## [Collected data]

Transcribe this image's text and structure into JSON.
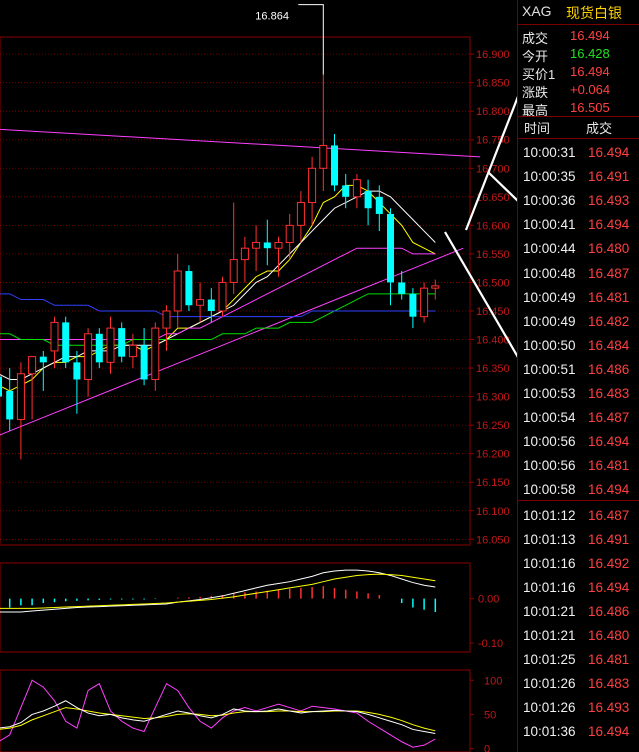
{
  "header": {
    "symbol": "XAG",
    "name": "现货白银"
  },
  "quote": [
    {
      "label": "成交",
      "value": "16.494",
      "color": "#ff4040"
    },
    {
      "label": "今开",
      "value": "16.428",
      "color": "#20e020"
    },
    {
      "label": "买价1",
      "value": "16.494",
      "color": "#ff4040"
    },
    {
      "label": "涨跌",
      "value": "+0.064",
      "color": "#ff4040"
    },
    {
      "label": "最高",
      "value": "16.505",
      "color": "#ff4040"
    }
  ],
  "trades": {
    "header_time": "时间",
    "header_price": "成交",
    "rows": [
      {
        "time": "10:00:31",
        "price": "16.494"
      },
      {
        "time": "10:00:35",
        "price": "16.491"
      },
      {
        "time": "10:00:36",
        "price": "16.493"
      },
      {
        "time": "10:00:41",
        "price": "16.494"
      },
      {
        "time": "10:00:44",
        "price": "16.480"
      },
      {
        "time": "10:00:48",
        "price": "16.487"
      },
      {
        "time": "10:00:49",
        "price": "16.481"
      },
      {
        "time": "10:00:49",
        "price": "16.482"
      },
      {
        "time": "10:00:50",
        "price": "16.484"
      },
      {
        "time": "10:00:51",
        "price": "16.486"
      },
      {
        "time": "10:00:53",
        "price": "16.483"
      },
      {
        "time": "10:00:54",
        "price": "16.487"
      },
      {
        "time": "10:00:56",
        "price": "16.494"
      },
      {
        "time": "10:00:56",
        "price": "16.481"
      },
      {
        "time": "10:00:58",
        "price": "16.494"
      },
      {
        "time": "10:01:12",
        "price": "16.487"
      },
      {
        "time": "10:01:13",
        "price": "16.491"
      },
      {
        "time": "10:01:16",
        "price": "16.492"
      },
      {
        "time": "10:01:16",
        "price": "16.494"
      },
      {
        "time": "10:01:21",
        "price": "16.486"
      },
      {
        "time": "10:01:21",
        "price": "16.480"
      },
      {
        "time": "10:01:25",
        "price": "16.481"
      },
      {
        "time": "10:01:26",
        "price": "16.483"
      },
      {
        "time": "10:01:26",
        "price": "16.493"
      },
      {
        "time": "10:01:36",
        "price": "16.494"
      }
    ]
  },
  "chart_data": [
    {
      "type": "candlestick",
      "ylim": [
        16.04,
        16.93
      ],
      "yticks": [
        "16.050",
        "16.100",
        "16.150",
        "16.200",
        "16.250",
        "16.300",
        "16.350",
        "16.400",
        "16.450",
        "16.500",
        "16.550",
        "16.600",
        "16.650",
        "16.700",
        "16.750",
        "16.800",
        "16.850",
        "16.900"
      ],
      "annotation": "16.864",
      "colors": {
        "up": "#ff3030",
        "down": "#00ffff",
        "grid": "#8b0000",
        "axis_text": "#c01818",
        "annotation": "#ffffff"
      },
      "candles": [
        {
          "o": 16.335,
          "h": 16.37,
          "l": 16.28,
          "c": 16.3
        },
        {
          "o": 16.31,
          "h": 16.35,
          "l": 16.24,
          "c": 16.26
        },
        {
          "o": 16.26,
          "h": 16.36,
          "l": 16.19,
          "c": 16.34
        },
        {
          "o": 16.34,
          "h": 16.37,
          "l": 16.26,
          "c": 16.37
        },
        {
          "o": 16.37,
          "h": 16.38,
          "l": 16.31,
          "c": 16.36
        },
        {
          "o": 16.38,
          "h": 16.44,
          "l": 16.35,
          "c": 16.43
        },
        {
          "o": 16.43,
          "h": 16.44,
          "l": 16.35,
          "c": 16.36
        },
        {
          "o": 16.36,
          "h": 16.38,
          "l": 16.27,
          "c": 16.33
        },
        {
          "o": 16.33,
          "h": 16.42,
          "l": 16.3,
          "c": 16.41
        },
        {
          "o": 16.41,
          "h": 16.42,
          "l": 16.35,
          "c": 16.36
        },
        {
          "o": 16.36,
          "h": 16.44,
          "l": 16.34,
          "c": 16.42
        },
        {
          "o": 16.42,
          "h": 16.43,
          "l": 16.36,
          "c": 16.37
        },
        {
          "o": 16.37,
          "h": 16.41,
          "l": 16.35,
          "c": 16.39
        },
        {
          "o": 16.39,
          "h": 16.42,
          "l": 16.32,
          "c": 16.33
        },
        {
          "o": 16.33,
          "h": 16.43,
          "l": 16.31,
          "c": 16.42
        },
        {
          "o": 16.42,
          "h": 16.46,
          "l": 16.38,
          "c": 16.45
        },
        {
          "o": 16.45,
          "h": 16.55,
          "l": 16.42,
          "c": 16.52
        },
        {
          "o": 16.52,
          "h": 16.53,
          "l": 16.45,
          "c": 16.46
        },
        {
          "o": 16.46,
          "h": 16.5,
          "l": 16.43,
          "c": 16.47
        },
        {
          "o": 16.47,
          "h": 16.49,
          "l": 16.43,
          "c": 16.45
        },
        {
          "o": 16.45,
          "h": 16.51,
          "l": 16.44,
          "c": 16.5
        },
        {
          "o": 16.5,
          "h": 16.64,
          "l": 16.48,
          "c": 16.54
        },
        {
          "o": 16.54,
          "h": 16.58,
          "l": 16.5,
          "c": 16.56
        },
        {
          "o": 16.56,
          "h": 16.6,
          "l": 16.52,
          "c": 16.57
        },
        {
          "o": 16.57,
          "h": 16.61,
          "l": 16.53,
          "c": 16.56
        },
        {
          "o": 16.56,
          "h": 16.58,
          "l": 16.51,
          "c": 16.57
        },
        {
          "o": 16.57,
          "h": 16.62,
          "l": 16.54,
          "c": 16.6
        },
        {
          "o": 16.6,
          "h": 16.66,
          "l": 16.57,
          "c": 16.64
        },
        {
          "o": 16.64,
          "h": 16.72,
          "l": 16.6,
          "c": 16.7
        },
        {
          "o": 16.7,
          "h": 16.864,
          "l": 16.66,
          "c": 16.74
        },
        {
          "o": 16.74,
          "h": 16.76,
          "l": 16.66,
          "c": 16.67
        },
        {
          "o": 16.67,
          "h": 16.69,
          "l": 16.63,
          "c": 16.65
        },
        {
          "o": 16.65,
          "h": 16.69,
          "l": 16.63,
          "c": 16.68
        },
        {
          "o": 16.66,
          "h": 16.68,
          "l": 16.6,
          "c": 16.63
        },
        {
          "o": 16.65,
          "h": 16.67,
          "l": 16.59,
          "c": 16.62
        },
        {
          "o": 16.62,
          "h": 16.63,
          "l": 16.46,
          "c": 16.5
        },
        {
          "o": 16.5,
          "h": 16.52,
          "l": 16.47,
          "c": 16.48
        },
        {
          "o": 16.48,
          "h": 16.49,
          "l": 16.42,
          "c": 16.44
        },
        {
          "o": 16.44,
          "h": 16.5,
          "l": 16.43,
          "c": 16.49
        },
        {
          "o": 16.49,
          "h": 16.505,
          "l": 16.47,
          "c": 16.494
        }
      ],
      "ma_lines": [
        {
          "color": "#ffff00",
          "values": [
            16.32,
            16.31,
            16.32,
            16.33,
            16.35,
            16.36,
            16.36,
            16.37,
            16.37,
            16.38,
            16.39,
            16.39,
            16.39,
            16.38,
            16.39,
            16.4,
            16.42,
            16.42,
            16.43,
            16.44,
            16.45,
            16.47,
            16.49,
            16.51,
            16.52,
            16.52,
            16.54,
            16.57,
            16.6,
            16.64,
            16.65,
            16.67,
            16.67,
            16.66,
            16.64,
            16.62,
            16.6,
            16.57,
            16.56,
            16.55
          ]
        },
        {
          "color": "#ffffff",
          "values": [
            16.34,
            16.33,
            16.33,
            16.34,
            16.35,
            16.36,
            16.37,
            16.37,
            16.38,
            16.38,
            16.38,
            16.39,
            16.39,
            16.39,
            16.39,
            16.4,
            16.41,
            16.42,
            16.43,
            16.44,
            16.45,
            16.46,
            16.48,
            16.5,
            16.51,
            16.53,
            16.55,
            16.57,
            16.59,
            16.61,
            16.63,
            16.64,
            16.65,
            16.66,
            16.66,
            16.65,
            16.63,
            16.61,
            16.59,
            16.57
          ]
        },
        {
          "color": "#ff40ff",
          "values": [
            16.4,
            16.4,
            16.4,
            16.4,
            16.4,
            16.4,
            16.4,
            16.4,
            16.4,
            16.4,
            16.4,
            16.4,
            16.4,
            16.4,
            16.4,
            16.41,
            16.41,
            16.42,
            16.42,
            16.43,
            16.44,
            16.45,
            16.46,
            16.47,
            16.48,
            16.49,
            16.5,
            16.51,
            16.52,
            16.53,
            16.54,
            16.55,
            16.56,
            16.56,
            16.56,
            16.56,
            16.56,
            16.55,
            16.55,
            16.55
          ]
        },
        {
          "color": "#00e000",
          "values": [
            16.41,
            16.41,
            16.4,
            16.4,
            16.4,
            16.39,
            16.39,
            16.39,
            16.39,
            16.39,
            16.39,
            16.39,
            16.4,
            16.4,
            16.4,
            16.4,
            16.4,
            16.4,
            16.4,
            16.4,
            16.41,
            16.41,
            16.41,
            16.42,
            16.42,
            16.42,
            16.43,
            16.43,
            16.43,
            16.44,
            16.45,
            16.46,
            16.47,
            16.48,
            16.48,
            16.48,
            16.48,
            16.48,
            16.48,
            16.48
          ]
        },
        {
          "color": "#3040ff",
          "values": [
            16.48,
            16.48,
            16.47,
            16.47,
            16.47,
            16.46,
            16.46,
            16.46,
            16.46,
            16.45,
            16.45,
            16.45,
            16.45,
            16.45,
            16.45,
            16.44,
            16.44,
            16.44,
            16.44,
            16.44,
            16.44,
            16.44,
            16.44,
            16.44,
            16.44,
            16.44,
            16.44,
            16.44,
            16.45,
            16.45,
            16.45,
            16.45,
            16.45,
            16.45,
            16.45,
            16.45,
            16.45,
            16.45,
            16.45,
            16.45
          ]
        }
      ],
      "trendlines": [
        {
          "color": "#ff40ff",
          "x1": -1.5,
          "y1": 16.22,
          "x2": 41.5,
          "y2": 16.56
        },
        {
          "color": "#ff40ff",
          "x1": -1.5,
          "y1": 16.77,
          "x2": 43,
          "y2": 16.72
        }
      ]
    },
    {
      "type": "macd",
      "ylim": [
        -0.12,
        0.08
      ],
      "yticks": [
        "0.00",
        "-0.10"
      ],
      "hist": [
        -0.02,
        -0.02,
        -0.015,
        -0.015,
        -0.01,
        -0.008,
        -0.006,
        -0.005,
        -0.004,
        -0.003,
        -0.002,
        -0.002,
        -0.002,
        -0.002,
        -0.001,
        0.0,
        0.002,
        0.003,
        0.004,
        0.006,
        0.008,
        0.011,
        0.014,
        0.016,
        0.018,
        0.02,
        0.022,
        0.024,
        0.026,
        0.028,
        0.024,
        0.02,
        0.016,
        0.012,
        0.008,
        0.0,
        -0.01,
        -0.02,
        -0.025,
        -0.03
      ],
      "dif": [
        -0.03,
        -0.03,
        -0.03,
        -0.028,
        -0.026,
        -0.024,
        -0.022,
        -0.02,
        -0.019,
        -0.018,
        -0.017,
        -0.016,
        -0.015,
        -0.014,
        -0.013,
        -0.012,
        -0.008,
        -0.005,
        -0.002,
        0.002,
        0.006,
        0.012,
        0.018,
        0.024,
        0.03,
        0.034,
        0.038,
        0.044,
        0.05,
        0.058,
        0.062,
        0.064,
        0.064,
        0.062,
        0.058,
        0.052,
        0.044,
        0.036,
        0.03,
        0.026
      ],
      "dea": [
        -0.022,
        -0.022,
        -0.022,
        -0.022,
        -0.021,
        -0.02,
        -0.019,
        -0.018,
        -0.017,
        -0.016,
        -0.015,
        -0.014,
        -0.013,
        -0.012,
        -0.011,
        -0.01,
        -0.008,
        -0.006,
        -0.004,
        -0.002,
        0.001,
        0.004,
        0.008,
        0.012,
        0.016,
        0.02,
        0.024,
        0.028,
        0.032,
        0.038,
        0.044,
        0.048,
        0.052,
        0.054,
        0.055,
        0.054,
        0.052,
        0.048,
        0.044,
        0.04
      ]
    },
    {
      "type": "kdj",
      "ylim": [
        -5,
        115
      ],
      "yticks": [
        "100",
        "50",
        "0"
      ],
      "k": [
        30,
        32,
        38,
        50,
        55,
        62,
        70,
        60,
        52,
        48,
        50,
        45,
        42,
        40,
        45,
        50,
        55,
        52,
        48,
        45,
        50,
        58,
        55,
        54,
        55,
        58,
        55,
        52,
        54,
        55,
        56,
        55,
        54,
        50,
        45,
        40,
        35,
        28,
        25,
        22
      ],
      "d": [
        28,
        30,
        34,
        42,
        48,
        54,
        60,
        58,
        55,
        52,
        50,
        48,
        46,
        44,
        45,
        47,
        50,
        51,
        50,
        48,
        49,
        52,
        54,
        54,
        54,
        55,
        55,
        54,
        54,
        54,
        55,
        55,
        55,
        53,
        50,
        46,
        41,
        35,
        30,
        26
      ],
      "j": [
        10,
        20,
        60,
        100,
        90,
        70,
        40,
        30,
        85,
        95,
        55,
        40,
        30,
        25,
        60,
        95,
        85,
        60,
        40,
        30,
        45,
        55,
        60,
        55,
        60,
        65,
        60,
        55,
        62,
        60,
        58,
        55,
        52,
        40,
        30,
        20,
        10,
        2,
        5,
        14
      ],
      "colors": {
        "k": "#ffffff",
        "d": "#ffff00",
        "j": "#ff40ff"
      }
    }
  ]
}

## [Task brief]
Return every line above that contains the word "annotation".

## [Correct answer]
      "annotation": "16.864",
        "annotation": "#ffffff"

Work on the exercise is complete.